### Consigne 1:
D'après le billet sur l'écriture et la comparaison, à quels deux niveaux la comparaison en écriture se passe-t-elle ?
### Consigne 2:
Poursuivez le billet sur l'écriture et la comparaison à la suite de sa dernière phrase.

Réflexions du moment : l’écriture et la comparaison

by Marièke

Bonjour à toutes et à tous,

En plein atelier d’écriture à l’espace Les mots au centre de Paris (je vous en parle plus dès vendredi prochain !), j’ai eu l’occasion de me confronter chaque soir de cette semaine à l’écriture d’autrui. Une expérience aussi intéressante que perturbante sur laquelle j’avais aujourd’hui envie d’échanger avec vous. Cet article est un flot de questions, de réflexions et de pistes de réponse : je ne détiens aucune vérité et je serai heureuse d’avoir vos pensées et retours en commentaires.

*****

La comparaison en écriture

Il m’apparait que la comparaison en écriture se passe à deux niveaux : entre nous et les auteurs capés / respectés / adulés et entre nous et les auteurs apprenants.

Entre nous et EUX

Lorsqu’on lit un livre dans lequel on reconnaît son maître – j’ai eu cette sensation quand j’ai lu les premières pages de JRR Martin, l’auteur de Games of Throne : j’ai été soufflée par la voix de ses personnages et par la cohérence et la force de son intrigue – on peut être traversé par divers sentiments.

  • L’impression qu’on n’y arrivera jamais, qu’on ne saurait jamais faire aussi bien.
  • L’impression que l’on doit s’inspirer – mais où commence la copie ? Faut-il vraiment copier le style de ceux qu’on admire ?
  • L’impression que l’on a trouvé notre style – mais est-ce vraiment le nôtre ?
  • L’impression que tout a déjà été écrit et que notre histoire est vaine et futile à coté.

(Que des émotions positives, n’est-ce pas ?)

Entre nous et les autres

Face aux autres aspirant·e·s écrivain·e·s – publié·e·s ou non – la sensation est différente mais pas moins perturbante. Sont-ils/elles meilleur·e·s ? Méritent-ils/elles plus ou moins la publication que nous ? Vont-ils/elles y arriver ? C’est bien ce qu’ils/elles font, non ?

Les places sont chères et la question d’une sorte de concurrence peut exister – même s’il serait faux de se croire en opposition avec l’ensemble des écrivant·e·s de cette planète tant les styles et les genres sont nombreux.

### Données fournies:
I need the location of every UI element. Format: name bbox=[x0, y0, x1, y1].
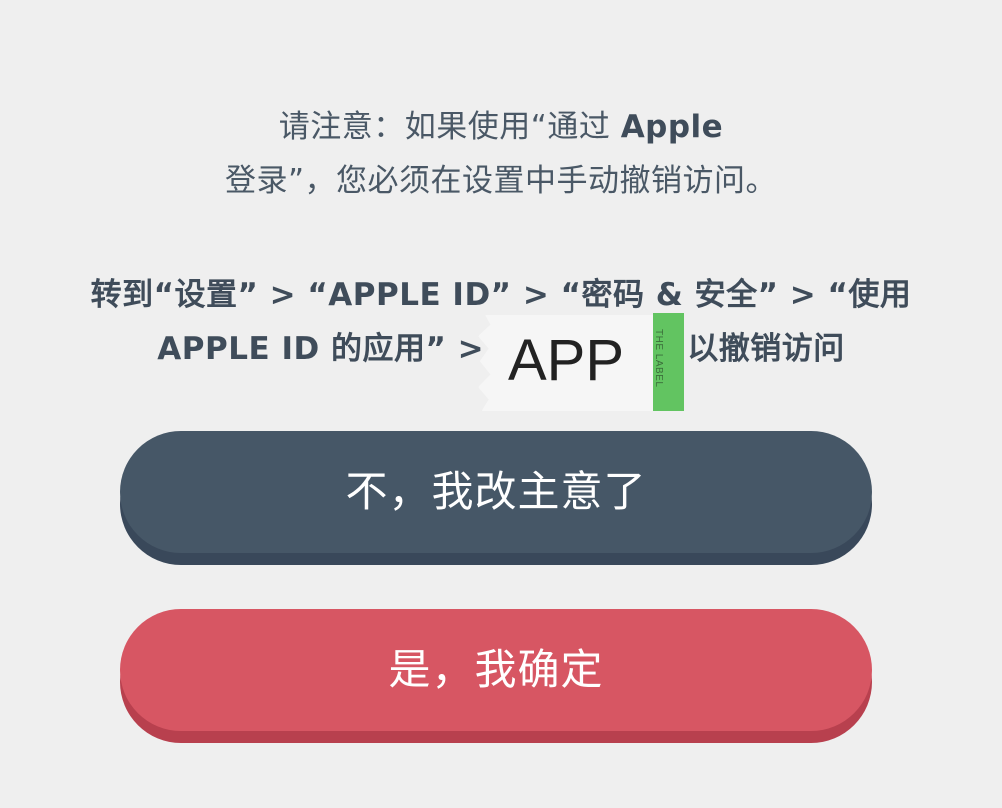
label-tab: THE LABEL bbox=[653, 313, 684, 411]
confirm-button[interactable]: 是，我确定 bbox=[120, 609, 872, 731]
app-sticker-overlay: APP bbox=[478, 315, 656, 411]
label-tab-text: THE LABEL bbox=[653, 329, 664, 388]
instructions-line-2-end: ”以撤销访问 bbox=[666, 331, 845, 367]
apple-id-label: APPLE ID bbox=[157, 331, 320, 367]
sticker-text: APP bbox=[508, 328, 625, 393]
instructions-line-1: 转到“设置” > “APPLE ID” > “密码 & 安全” > “使用 bbox=[90, 277, 912, 313]
confirmation-screen: 请注意：如果使用“通过 Apple 登录”，您必须在设置中手动撤销访问。 转到“… bbox=[0, 0, 1002, 808]
notice-text: 请注意：如果使用“通过 Apple 登录”，您必须在设置中手动撤销访问。 bbox=[60, 100, 942, 208]
notice-line-1-text: 请注意：如果使用“通过 bbox=[278, 109, 621, 145]
apple-word: Apple bbox=[620, 109, 724, 145]
notice-line-1: 请注意：如果使用“通过 Apple bbox=[60, 100, 942, 154]
cancel-button[interactable]: 不，我改主意了 bbox=[120, 431, 872, 553]
notice-line-2: 登录”，您必须在设置中手动撤销访问。 bbox=[224, 163, 778, 199]
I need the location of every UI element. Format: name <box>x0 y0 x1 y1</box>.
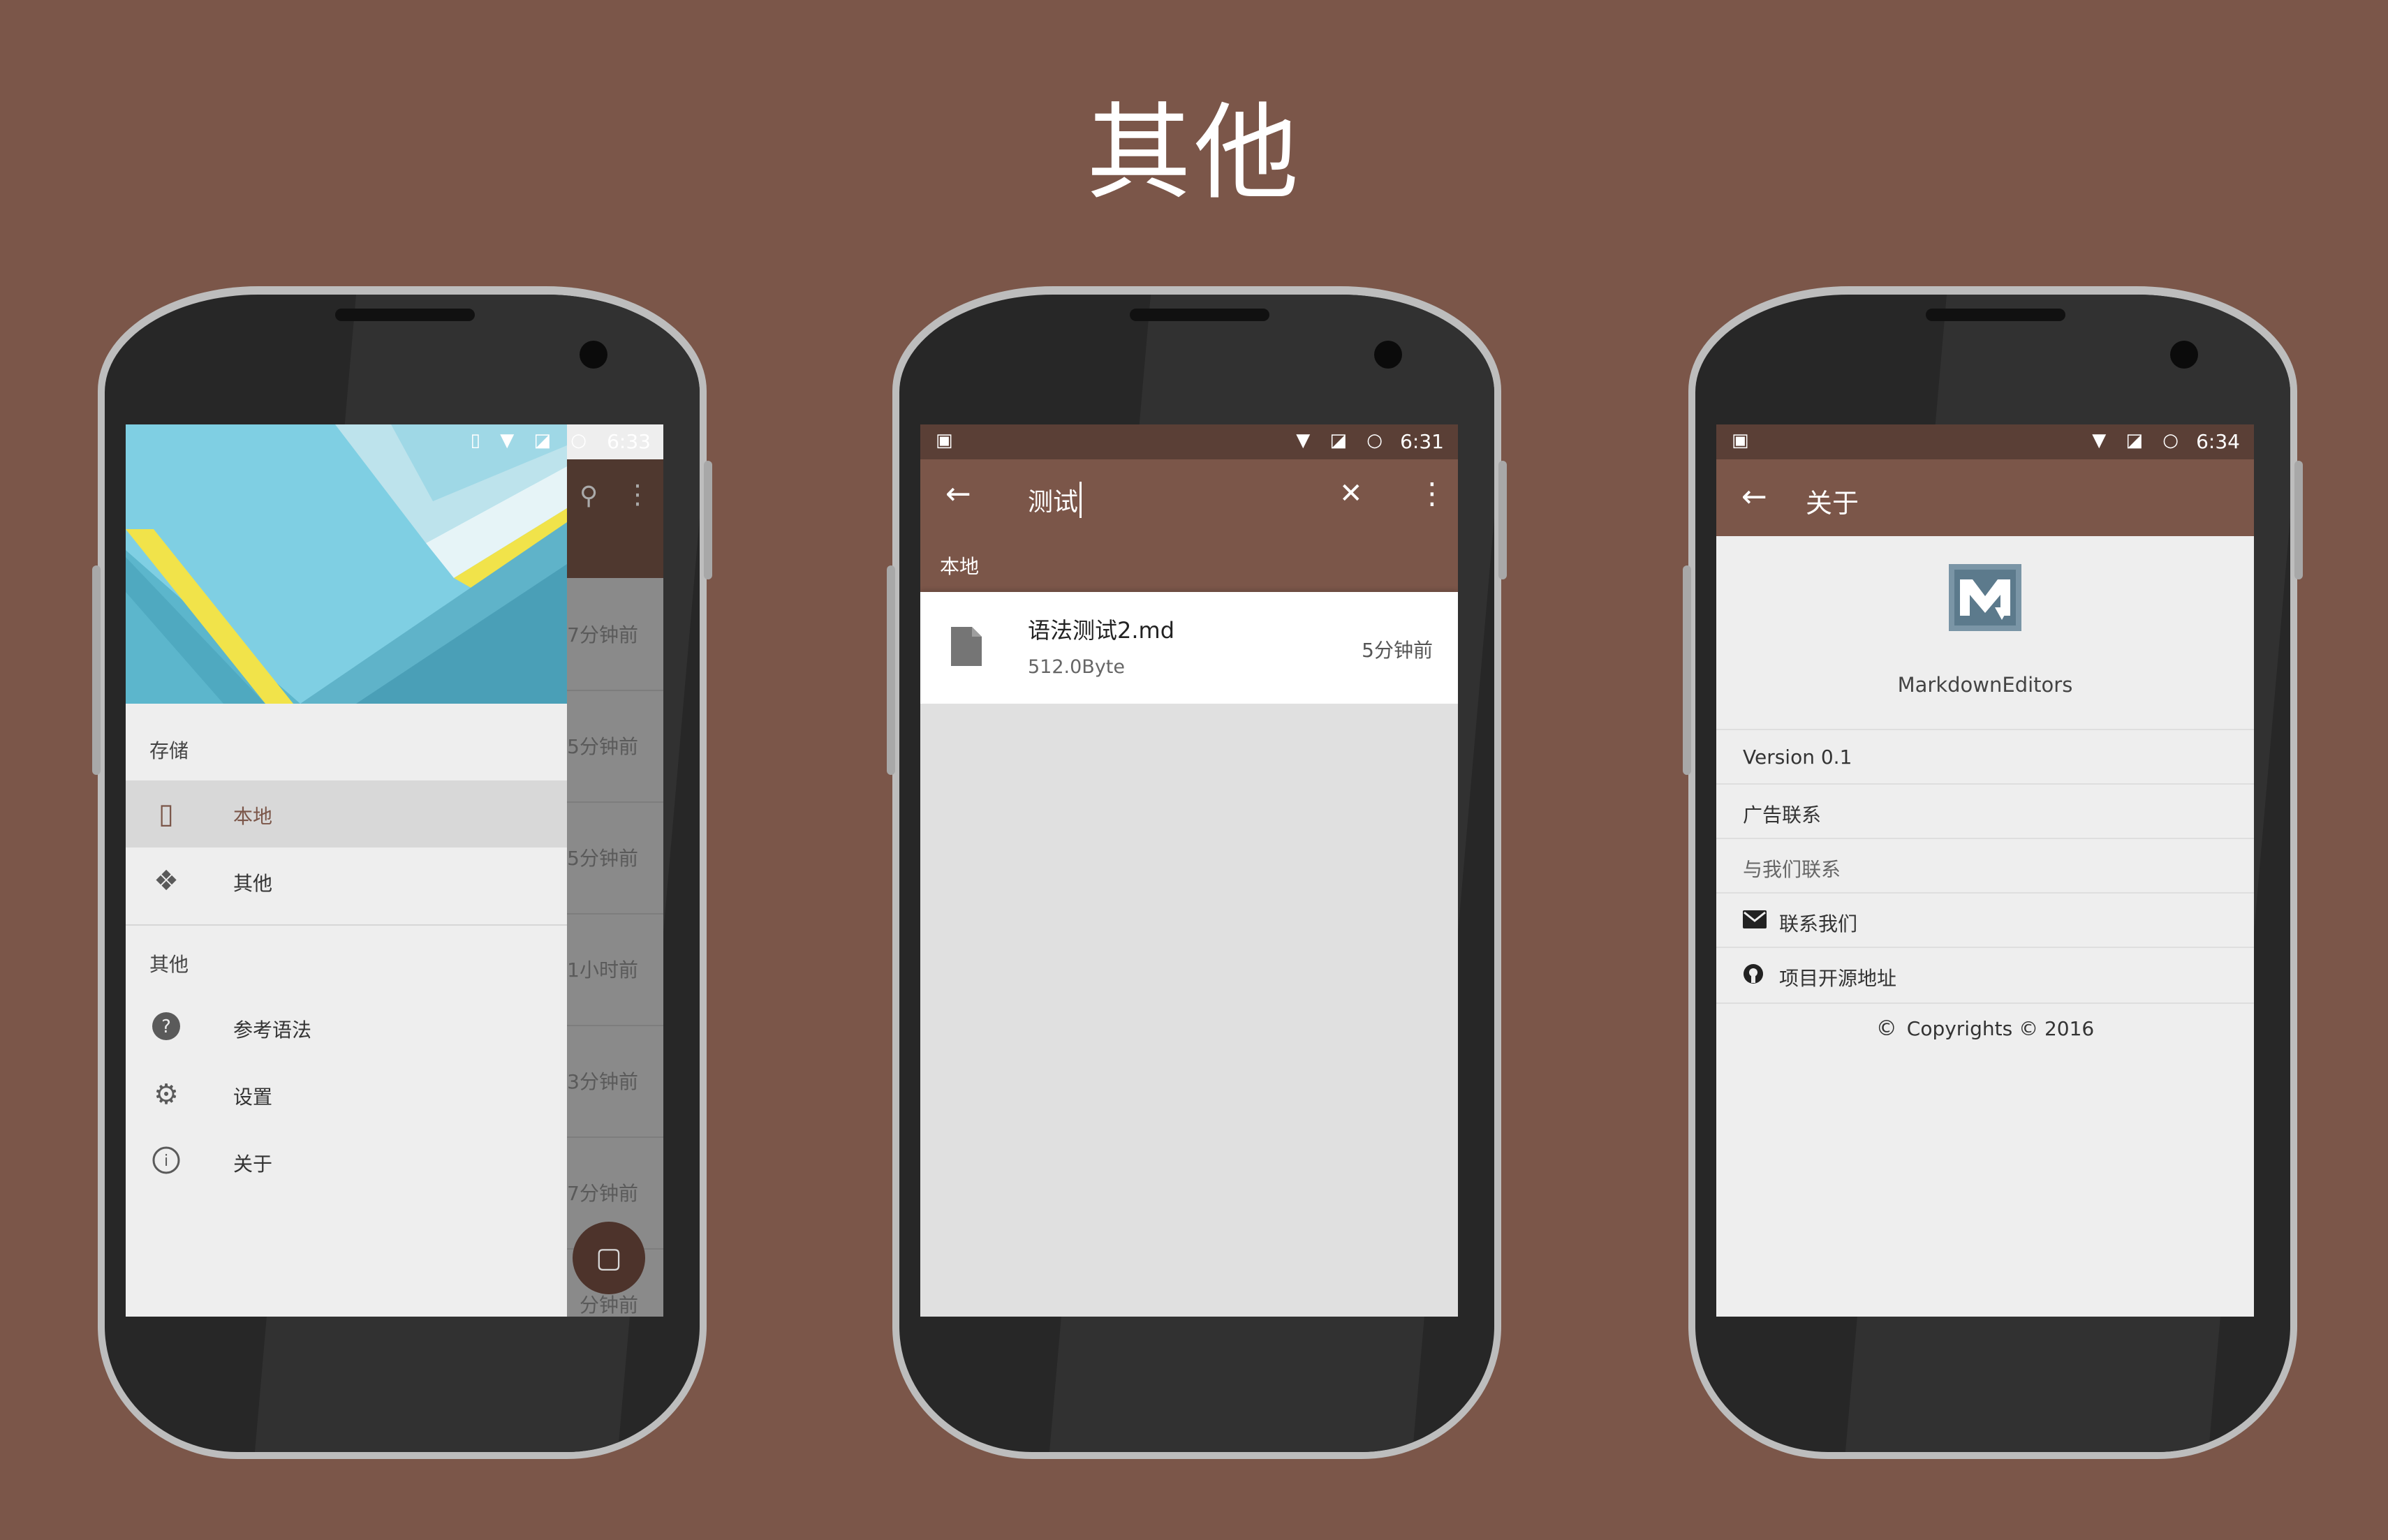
empty-area <box>920 704 1458 1317</box>
mail-icon <box>1743 910 1767 933</box>
clear-icon[interactable]: ✕ <box>1339 477 1363 510</box>
about-app-bar: ← 关于 <box>1716 459 2254 536</box>
status-time: 6:31 <box>1400 430 1444 453</box>
contact-section-header: 与我们联系 <box>1716 838 2254 894</box>
file-size: 512.0Byte <box>1028 656 1125 678</box>
svg-text:i: i <box>164 1153 168 1170</box>
appbar-title: 关于 <box>1806 488 1859 519</box>
status-icons: ▼ ◪ ○ <box>1296 430 1390 451</box>
drawer-item-other-storage[interactable]: ❖ 其他 <box>126 847 567 915</box>
status-icons: ▼ ◪ ○ <box>2092 430 2186 451</box>
search-app-bar: ← 测试 ✕ ⋮ 本地 <box>920 459 1458 592</box>
phone-search: ▣ ▼ ◪ ○ 6:31 ← 测试 ✕ ⋮ 本地 语法测试2.md 512.0B… <box>887 286 1507 1459</box>
drawer-item-about[interactable]: i 关于 <box>126 1128 567 1195</box>
status-bar: ▣ ▼ ◪ ○ 6:34 <box>1716 424 2254 459</box>
page-title: 其他 <box>1086 93 1302 214</box>
drawer-section-storage: 存储 <box>149 739 189 762</box>
drawer-item-settings[interactable]: ⚙ 设置 <box>126 1061 567 1128</box>
image-notification-icon: ▣ <box>1732 430 1749 451</box>
github-icon <box>1743 963 1764 989</box>
new-file-fab[interactable]: ▢ <box>573 1222 645 1294</box>
svg-text:?: ? <box>161 1016 171 1037</box>
status-time: 6:34 <box>2196 430 2240 453</box>
status-time: 6:33 <box>607 430 651 453</box>
contact-us-row[interactable]: 联系我们 <box>1716 892 2254 948</box>
about-header: MarkdownEditors <box>1716 536 2254 729</box>
info-icon: i <box>149 1145 183 1178</box>
more-vert-icon[interactable]: ⋮ <box>1417 476 1447 510</box>
file-icon <box>951 627 982 669</box>
phone-icon: ▯ <box>158 798 174 830</box>
screen-search: ▣ ▼ ◪ ○ 6:31 ← 测试 ✕ ⋮ 本地 语法测试2.md 512.0B… <box>920 424 1458 1317</box>
copyright-row: © Copyrights © 2016 <box>1875 1016 2095 1041</box>
drawer-section-other: 其他 <box>149 953 189 976</box>
search-icon: ⚲ <box>580 482 598 510</box>
file-time: 5分钟前 <box>1362 639 1433 662</box>
app-logo-icon <box>1949 564 2021 634</box>
status-bar: ▣ ▼ ◪ ○ 6:31 <box>920 424 1458 459</box>
navigation-drawer: 存储 ▯ 本地 ❖ 其他 其他 ? 参考语法 ⚙ 设置 i 关于 <box>126 424 567 1317</box>
back-arrow-icon[interactable]: ← <box>1741 479 1767 514</box>
back-arrow-icon[interactable]: ← <box>945 476 971 512</box>
more-vert-icon: ⋮ <box>624 479 651 510</box>
version-row: Version 0.1 <box>1716 729 2254 785</box>
screen-drawer: ⚲ ⋮ 7分钟前 5分钟前 5分钟前 1小时前 3分钟前 7分钟前 分钟前 ▢ <box>126 424 663 1317</box>
tab-local[interactable]: 本地 <box>940 551 979 579</box>
app-name: MarkdownEditors <box>1897 673 2073 697</box>
drawer-item-local[interactable]: ▯ 本地 <box>126 780 567 847</box>
drawer-header-image <box>126 424 567 704</box>
ad-contact-row[interactable]: 广告联系 <box>1716 783 2254 839</box>
settings-icon: ⚙ <box>154 1079 179 1111</box>
dropbox-icon: ❖ <box>154 865 179 897</box>
phone-about: ▣ ▼ ◪ ○ 6:34 ← 关于 MarkdownEditors Versio… <box>1683 286 2303 1459</box>
phone-drawer: ⚲ ⋮ 7分钟前 5分钟前 5分钟前 1小时前 3分钟前 7分钟前 分钟前 ▢ <box>92 286 712 1459</box>
search-result-item[interactable]: 语法测试2.md 512.0Byte 5分钟前 <box>920 592 1458 704</box>
status-bar: ▯ ▼ ◪ ○ 6:33 <box>126 424 663 459</box>
copyright-icon: © <box>1875 1016 1897 1041</box>
status-icons: ▯ ▼ ◪ ○ <box>470 430 594 451</box>
drawer-item-syntax[interactable]: ? 参考语法 <box>126 994 567 1061</box>
source-address-row[interactable]: 项目开源地址 <box>1716 947 2254 1004</box>
image-notification-icon: ▣ <box>936 430 953 451</box>
help-icon: ? <box>149 1011 183 1044</box>
search-input[interactable]: 测试 <box>1028 482 1082 518</box>
file-name: 语法测试2.md <box>1028 617 1175 644</box>
screen-about: ▣ ▼ ◪ ○ 6:34 ← 关于 MarkdownEditors Versio… <box>1716 424 2254 1317</box>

### Résultat final 1:
Entre nous et les auteurs capés, respectés ou adulés, et entre nous et les auteurs apprenants.

### Résultat final 2:
Plus encore, et j’ai cette sensation à chaque fois que je vais en atelier d’écriture ou que je rencontre des écrivains, tout le monde galère, à sa façon, face au roman. La comparaison est plutôt vers le bas, cette fois, et elle a quelque chose de rassurant. Chacun·e a ses propres difficultés, ses propres casseroles, sa propre histoire avec les mots. Il n’y a pas (peu) de surdoué·e de l’écriture : il n’y a que des galérien·ne·s et des artisan·te·s persévérant·e·s.

La difficulté d’etre soi

Toutes ces questions m’amènent à cette nouvelle conclusion. Pourquoi est-ce si difficile d’être soi en écriture ? Comment se sentir en accord et en adéquation avec ce que l’on écrit ? Pourquoi est-ce si difficile de révéler ce que l’on écrit ? Voici quelques pistes, cette fois encore jetées sous vos yeux.

  • Il est difficile de faire le deuil de l’écrivain qu’on se rêve d’être, dans les mots et dans le genre. Ce que l’on aime, ce que l’on rêve et ce que l’on écrit sont des choses bien différentes. Je crois qu’être fan de Victor Hugo et écrire de la Chicklit n’est PAS forcément incompatible.
  • Il est difficile de révéler quelque chose qui vient du plus profond de nous – je vous invite à lire mon article Faut-il faire son coming out d’écrivain·e ? sur le sujet.
  • Il est difficile d’accepter ce que l’on est, ce que l’on aime. Or l’acte d’écriture exacerbe qui l’on est et le révèle au monde.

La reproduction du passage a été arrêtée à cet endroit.